Do this.
Can you edit the records from the line that has "- settings-modal: 设置" through the line that has "- bar: [937, 771, 1027, 1035]", swapping "x-tick-label" for "x-axis-tick" and changing nothing else? Return only those lines.

____ Given records

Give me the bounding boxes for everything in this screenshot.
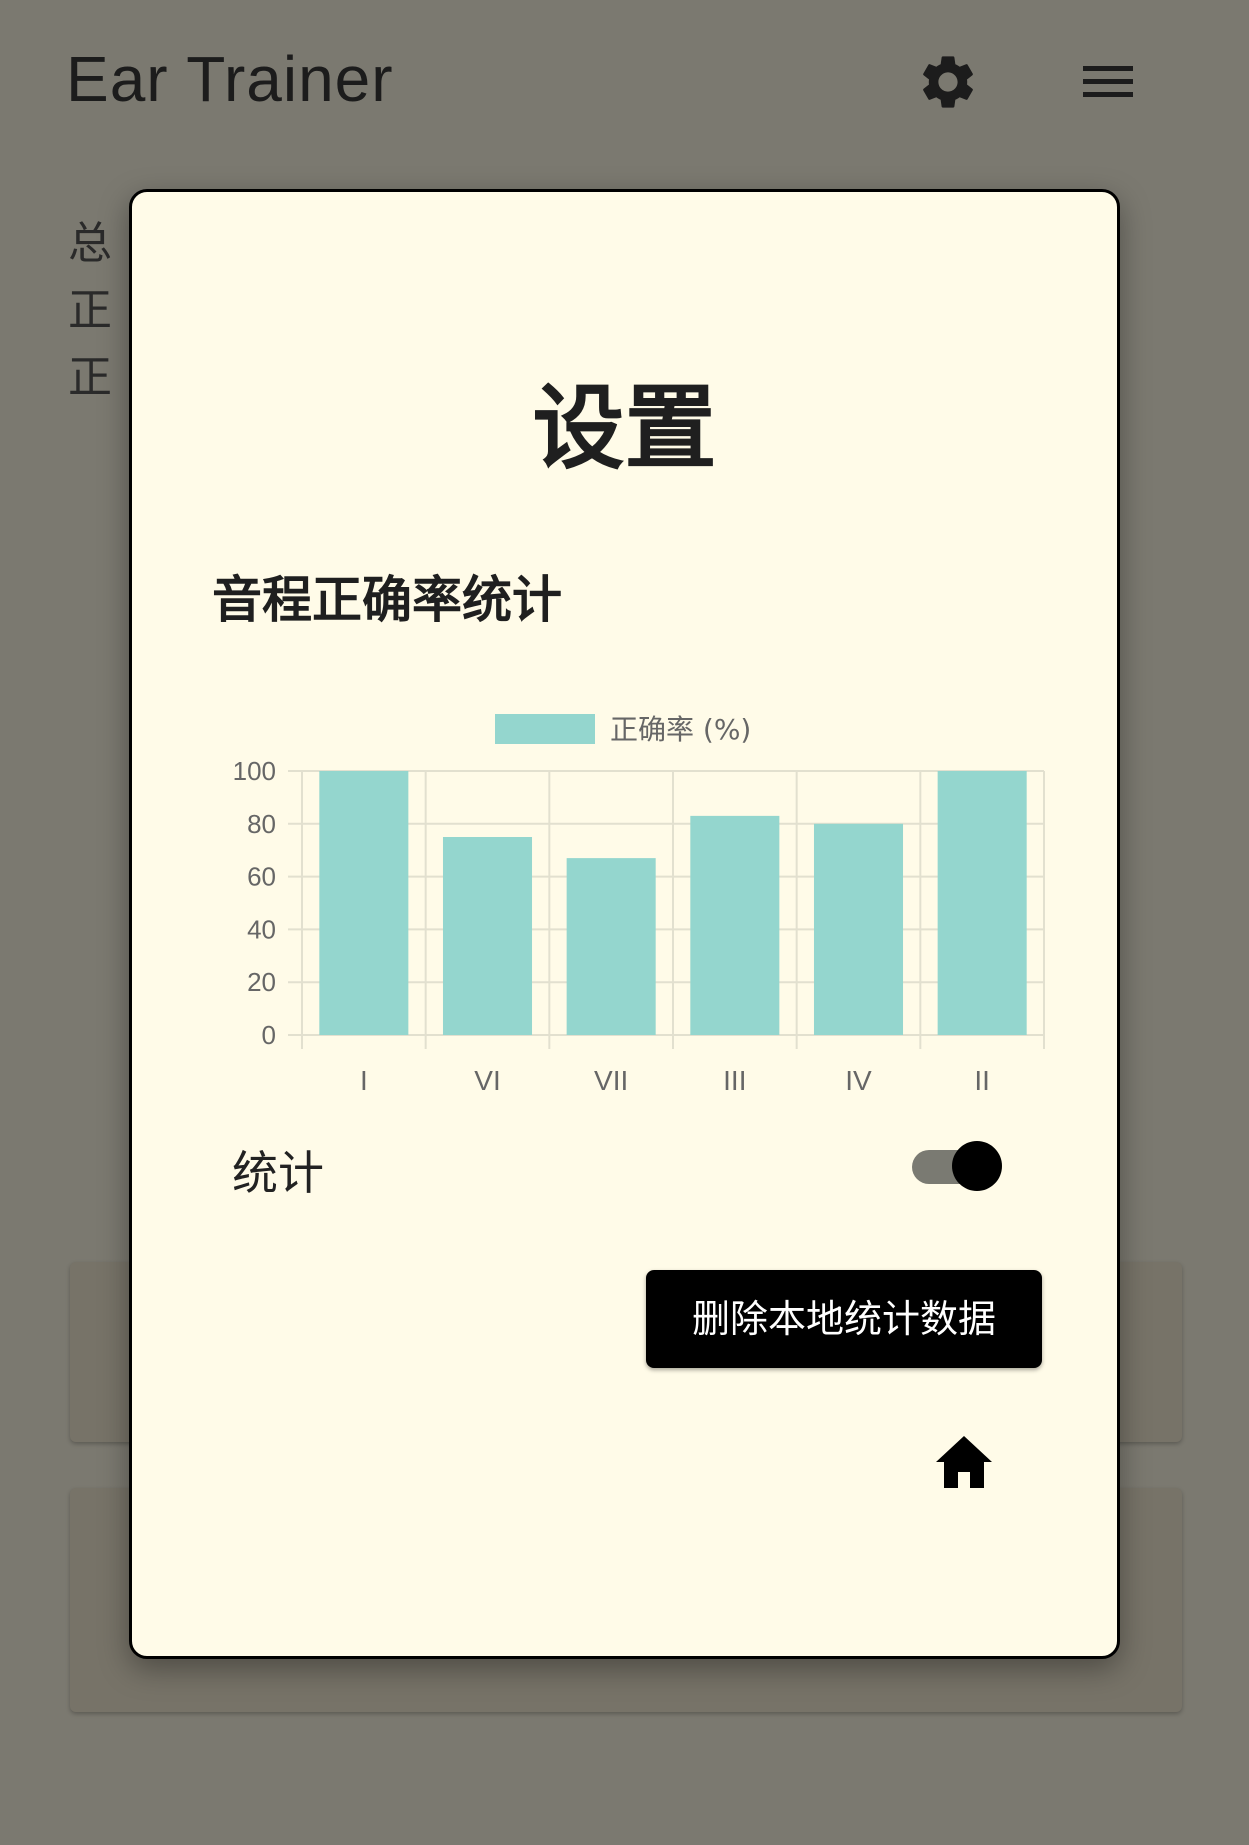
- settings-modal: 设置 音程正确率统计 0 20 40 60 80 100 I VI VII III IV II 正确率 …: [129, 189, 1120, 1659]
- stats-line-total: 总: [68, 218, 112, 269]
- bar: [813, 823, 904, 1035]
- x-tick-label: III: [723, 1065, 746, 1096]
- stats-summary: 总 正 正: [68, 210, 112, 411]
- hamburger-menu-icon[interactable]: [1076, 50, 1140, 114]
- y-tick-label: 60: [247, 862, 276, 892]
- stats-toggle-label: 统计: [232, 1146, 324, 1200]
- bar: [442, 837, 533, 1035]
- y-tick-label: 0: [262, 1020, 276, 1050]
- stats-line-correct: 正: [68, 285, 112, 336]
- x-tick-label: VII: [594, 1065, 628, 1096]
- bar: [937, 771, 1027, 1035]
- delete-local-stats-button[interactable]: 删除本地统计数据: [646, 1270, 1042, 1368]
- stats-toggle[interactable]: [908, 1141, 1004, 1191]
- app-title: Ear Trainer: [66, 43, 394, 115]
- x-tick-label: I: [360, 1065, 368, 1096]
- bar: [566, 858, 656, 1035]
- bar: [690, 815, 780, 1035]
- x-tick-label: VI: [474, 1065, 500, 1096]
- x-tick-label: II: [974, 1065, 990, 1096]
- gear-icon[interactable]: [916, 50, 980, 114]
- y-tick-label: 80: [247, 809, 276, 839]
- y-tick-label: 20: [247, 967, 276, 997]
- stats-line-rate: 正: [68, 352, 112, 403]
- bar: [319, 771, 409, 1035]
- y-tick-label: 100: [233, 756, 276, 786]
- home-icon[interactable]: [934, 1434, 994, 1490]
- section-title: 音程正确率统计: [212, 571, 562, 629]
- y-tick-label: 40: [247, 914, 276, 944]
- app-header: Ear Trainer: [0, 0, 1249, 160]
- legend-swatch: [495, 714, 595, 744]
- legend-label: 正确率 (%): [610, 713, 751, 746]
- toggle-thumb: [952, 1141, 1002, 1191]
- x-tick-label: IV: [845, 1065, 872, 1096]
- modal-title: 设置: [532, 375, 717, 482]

________
____ Given records

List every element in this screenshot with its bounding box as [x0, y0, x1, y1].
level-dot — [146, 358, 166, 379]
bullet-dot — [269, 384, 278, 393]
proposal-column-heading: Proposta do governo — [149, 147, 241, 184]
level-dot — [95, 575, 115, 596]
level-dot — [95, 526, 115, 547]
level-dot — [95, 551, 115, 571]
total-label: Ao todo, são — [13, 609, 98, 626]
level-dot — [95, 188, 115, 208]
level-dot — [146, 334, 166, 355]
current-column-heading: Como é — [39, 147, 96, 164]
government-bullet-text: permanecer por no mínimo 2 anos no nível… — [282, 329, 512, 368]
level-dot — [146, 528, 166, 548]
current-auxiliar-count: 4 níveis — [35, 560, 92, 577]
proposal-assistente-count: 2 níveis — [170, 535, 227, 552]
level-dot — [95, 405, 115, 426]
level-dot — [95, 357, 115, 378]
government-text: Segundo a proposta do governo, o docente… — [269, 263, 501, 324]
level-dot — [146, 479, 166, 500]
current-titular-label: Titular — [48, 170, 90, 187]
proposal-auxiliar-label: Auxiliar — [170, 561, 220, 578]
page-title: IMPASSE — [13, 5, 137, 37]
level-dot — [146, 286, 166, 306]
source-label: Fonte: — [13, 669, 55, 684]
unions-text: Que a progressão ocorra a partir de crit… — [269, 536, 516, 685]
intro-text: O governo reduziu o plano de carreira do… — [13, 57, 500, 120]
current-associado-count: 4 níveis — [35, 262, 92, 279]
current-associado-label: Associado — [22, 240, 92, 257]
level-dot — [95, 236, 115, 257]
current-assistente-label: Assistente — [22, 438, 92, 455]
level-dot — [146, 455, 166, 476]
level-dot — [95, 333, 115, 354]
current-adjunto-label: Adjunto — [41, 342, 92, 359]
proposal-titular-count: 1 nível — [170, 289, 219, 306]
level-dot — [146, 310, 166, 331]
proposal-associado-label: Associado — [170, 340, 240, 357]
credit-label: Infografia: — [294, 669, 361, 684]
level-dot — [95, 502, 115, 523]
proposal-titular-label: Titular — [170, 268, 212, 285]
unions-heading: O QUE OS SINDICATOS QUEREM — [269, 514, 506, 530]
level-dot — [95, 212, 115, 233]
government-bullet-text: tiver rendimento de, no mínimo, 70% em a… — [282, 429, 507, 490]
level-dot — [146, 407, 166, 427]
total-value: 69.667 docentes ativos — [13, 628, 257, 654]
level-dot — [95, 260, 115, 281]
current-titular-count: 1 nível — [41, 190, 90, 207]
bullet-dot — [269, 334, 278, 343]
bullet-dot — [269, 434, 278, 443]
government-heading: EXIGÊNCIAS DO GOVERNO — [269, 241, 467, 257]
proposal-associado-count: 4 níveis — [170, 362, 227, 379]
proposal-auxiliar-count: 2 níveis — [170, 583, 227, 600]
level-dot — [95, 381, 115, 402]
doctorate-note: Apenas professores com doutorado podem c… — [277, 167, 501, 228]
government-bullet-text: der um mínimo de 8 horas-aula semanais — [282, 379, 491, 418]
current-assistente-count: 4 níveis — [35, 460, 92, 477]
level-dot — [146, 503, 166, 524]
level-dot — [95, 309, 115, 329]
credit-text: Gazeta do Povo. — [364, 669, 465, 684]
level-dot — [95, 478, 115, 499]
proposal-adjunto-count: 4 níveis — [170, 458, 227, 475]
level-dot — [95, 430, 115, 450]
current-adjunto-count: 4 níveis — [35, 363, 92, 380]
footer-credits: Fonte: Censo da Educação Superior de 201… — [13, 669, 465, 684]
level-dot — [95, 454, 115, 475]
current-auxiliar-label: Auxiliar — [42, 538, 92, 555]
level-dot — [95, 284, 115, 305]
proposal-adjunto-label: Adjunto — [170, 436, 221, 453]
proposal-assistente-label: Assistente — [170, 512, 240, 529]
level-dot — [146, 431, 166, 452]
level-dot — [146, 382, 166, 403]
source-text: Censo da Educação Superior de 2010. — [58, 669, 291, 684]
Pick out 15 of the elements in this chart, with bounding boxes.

________
____ Given records

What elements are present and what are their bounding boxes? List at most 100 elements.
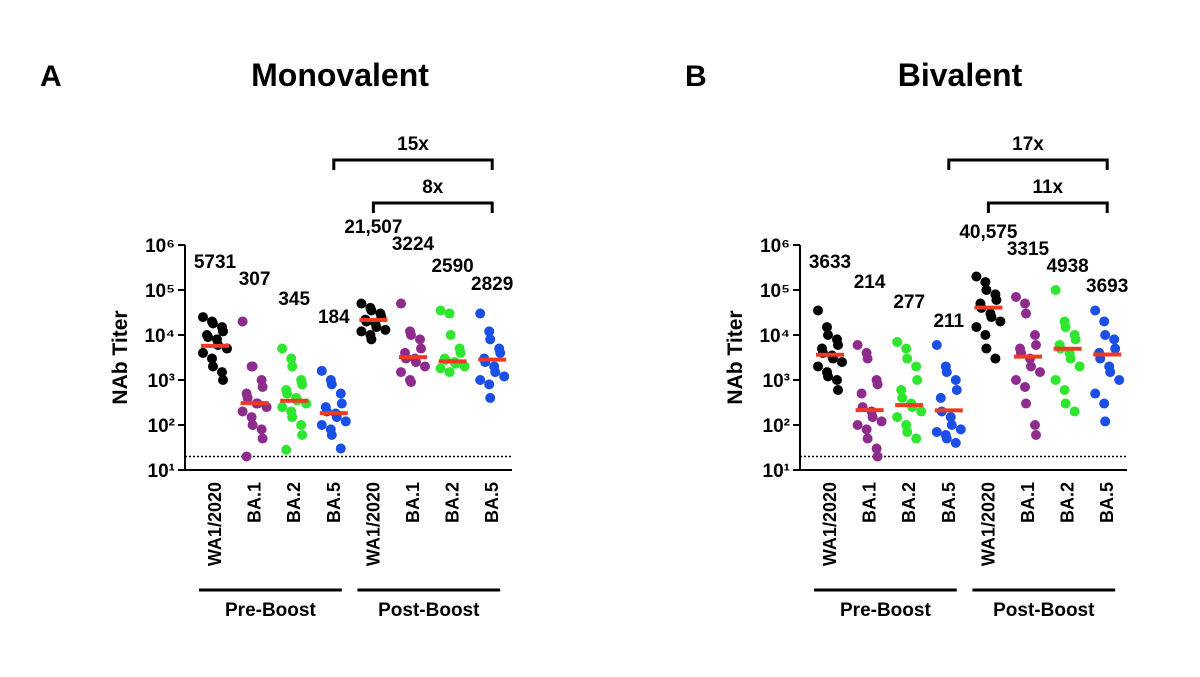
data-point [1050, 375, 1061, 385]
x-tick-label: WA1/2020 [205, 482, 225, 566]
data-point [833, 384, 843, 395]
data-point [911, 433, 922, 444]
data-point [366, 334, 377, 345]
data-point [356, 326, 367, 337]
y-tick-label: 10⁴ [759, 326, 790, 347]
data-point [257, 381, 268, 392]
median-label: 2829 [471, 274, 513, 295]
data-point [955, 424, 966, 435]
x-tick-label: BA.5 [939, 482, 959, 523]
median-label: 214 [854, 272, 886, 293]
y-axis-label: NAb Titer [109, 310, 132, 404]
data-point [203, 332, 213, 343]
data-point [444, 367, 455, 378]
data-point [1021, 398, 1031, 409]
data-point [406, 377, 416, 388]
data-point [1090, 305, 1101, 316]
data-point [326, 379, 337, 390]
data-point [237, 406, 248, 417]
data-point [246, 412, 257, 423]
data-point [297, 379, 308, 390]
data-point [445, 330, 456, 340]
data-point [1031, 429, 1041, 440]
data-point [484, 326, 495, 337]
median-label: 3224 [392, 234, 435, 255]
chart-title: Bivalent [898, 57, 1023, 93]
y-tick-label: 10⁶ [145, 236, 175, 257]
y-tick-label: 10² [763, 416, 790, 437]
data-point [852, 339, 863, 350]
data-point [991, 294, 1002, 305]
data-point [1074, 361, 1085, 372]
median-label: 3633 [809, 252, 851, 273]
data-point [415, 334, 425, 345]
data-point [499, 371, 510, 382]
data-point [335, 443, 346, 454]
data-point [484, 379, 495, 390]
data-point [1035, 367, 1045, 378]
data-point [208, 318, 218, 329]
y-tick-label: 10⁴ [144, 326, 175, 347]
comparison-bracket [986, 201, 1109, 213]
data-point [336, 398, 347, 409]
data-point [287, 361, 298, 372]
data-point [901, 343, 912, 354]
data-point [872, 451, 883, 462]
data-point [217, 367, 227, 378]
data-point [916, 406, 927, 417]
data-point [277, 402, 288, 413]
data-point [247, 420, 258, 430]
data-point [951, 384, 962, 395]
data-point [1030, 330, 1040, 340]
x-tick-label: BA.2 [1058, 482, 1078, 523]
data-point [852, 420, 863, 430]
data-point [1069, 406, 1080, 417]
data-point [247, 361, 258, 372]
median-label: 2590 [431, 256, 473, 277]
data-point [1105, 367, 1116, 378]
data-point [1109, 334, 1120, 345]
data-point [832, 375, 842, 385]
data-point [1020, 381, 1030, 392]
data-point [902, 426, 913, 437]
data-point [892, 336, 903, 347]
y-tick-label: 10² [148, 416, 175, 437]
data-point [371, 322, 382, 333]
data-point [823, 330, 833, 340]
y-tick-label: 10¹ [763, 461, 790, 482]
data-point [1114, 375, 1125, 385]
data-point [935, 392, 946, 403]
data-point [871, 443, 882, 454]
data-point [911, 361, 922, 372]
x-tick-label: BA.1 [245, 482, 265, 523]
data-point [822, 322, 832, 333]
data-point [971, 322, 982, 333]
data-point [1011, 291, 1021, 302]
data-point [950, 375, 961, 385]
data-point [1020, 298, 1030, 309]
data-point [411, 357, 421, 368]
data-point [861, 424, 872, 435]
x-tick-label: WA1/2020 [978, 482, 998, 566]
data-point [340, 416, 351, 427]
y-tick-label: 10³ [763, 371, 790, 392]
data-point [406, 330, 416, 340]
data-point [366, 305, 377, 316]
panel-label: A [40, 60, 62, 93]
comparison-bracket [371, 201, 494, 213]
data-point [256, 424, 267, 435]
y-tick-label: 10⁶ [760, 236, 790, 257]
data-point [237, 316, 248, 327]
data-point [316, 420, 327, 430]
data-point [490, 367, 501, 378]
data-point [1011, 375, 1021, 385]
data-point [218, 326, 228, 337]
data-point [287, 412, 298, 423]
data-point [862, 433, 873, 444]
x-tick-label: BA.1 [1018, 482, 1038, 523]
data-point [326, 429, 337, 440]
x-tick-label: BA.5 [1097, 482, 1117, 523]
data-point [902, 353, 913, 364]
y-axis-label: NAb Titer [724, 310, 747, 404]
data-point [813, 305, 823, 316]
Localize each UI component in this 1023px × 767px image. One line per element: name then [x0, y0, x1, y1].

________

Output for this task.
- settings-modal: 设置 音程正确率统计 0 20 40 60 80 100 I VI VII III IV II 正确率 …: [129, 189, 1120, 1659]
- stats-line-total: 总: [68, 218, 112, 269]
- bar: [813, 823, 904, 1035]
- x-axis-tick: III: [723, 1065, 746, 1096]
- stats-summary: 总 正 正: [68, 210, 112, 411]
- hamburger-menu-icon[interactable]: [1076, 50, 1140, 114]
- y-tick-label: 60: [247, 862, 276, 892]
- stats-toggle-label: 统计: [232, 1146, 324, 1200]
- bar: [442, 837, 533, 1035]
- y-tick-label: 0: [262, 1020, 276, 1050]
- stats-line-correct: 正: [68, 285, 112, 336]
- x-axis-tick: VII: [594, 1065, 628, 1096]
- bar: [937, 771, 1027, 1035]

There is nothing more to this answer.